Where a line holds the word "name", copy that line.

* START EXTRACTED RECORDS *

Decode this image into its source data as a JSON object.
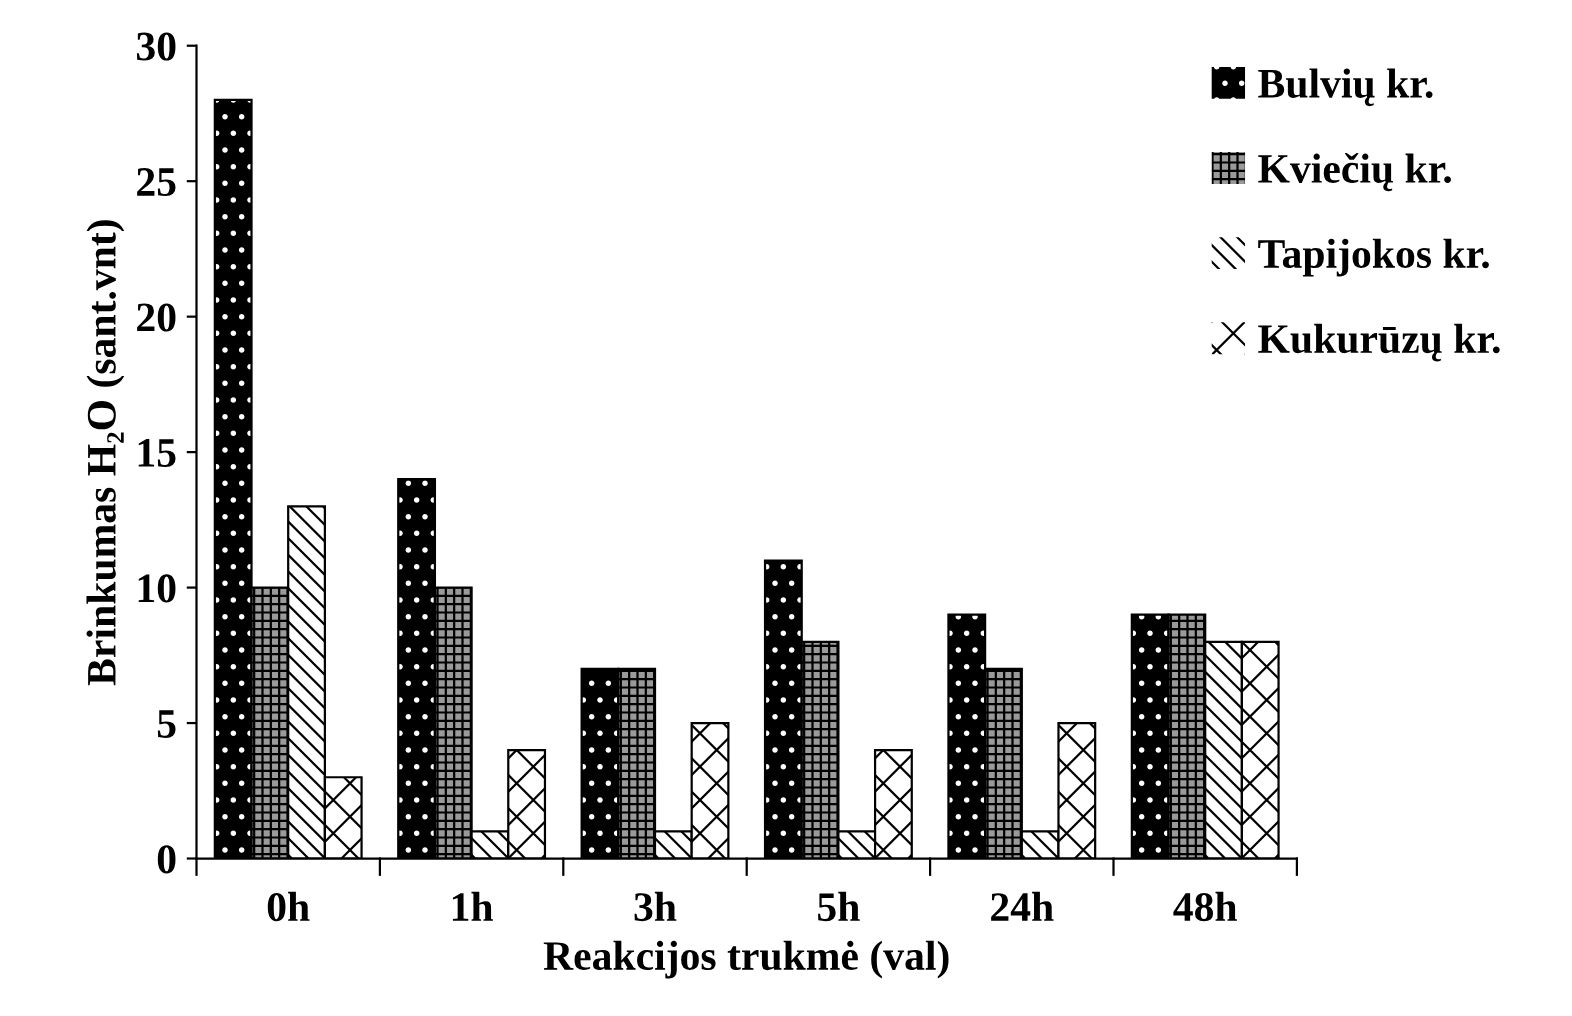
{
  "chart_data": {
    "type": "bar",
    "xlabel": "Reakcijos trukmė (val)",
    "ylabel": "Brinkumas H₂O (sant.vnt)",
    "categories": [
      "0h",
      "1h",
      "3h",
      "5h",
      "24h",
      "48h"
    ],
    "series": [
      {
        "name": "Bulvių kr.",
        "color": "#000000",
        "values": [
          28,
          14,
          7,
          11,
          9,
          9
        ]
      },
      {
        "name": "Kviečių kr.",
        "color": "#9a9a9a",
        "values": [
          10,
          10,
          7,
          8,
          7,
          9
        ]
      },
      {
        "name": "Tapijokos kr.",
        "color": "#ffffff",
        "values": [
          13,
          1,
          1,
          1,
          1,
          8
        ]
      },
      {
        "name": "Kukurūzų kr.",
        "color": "#ffffff",
        "values": [
          3,
          4,
          5,
          4,
          5,
          8
        ]
      }
    ],
    "ylim": [
      0,
      30
    ],
    "yticks": [
      0,
      5,
      10,
      15,
      20,
      25,
      30
    ],
    "grid": false,
    "legend": "top right"
  }
}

* END EXTRACTED RECORDS *

RIGHT ANSWER:
        "name": "Bulvių kr.",
        "name": "Kviečių kr.",
        "name": "Tapijokos kr.",
        "name": "Kukurūzų kr.",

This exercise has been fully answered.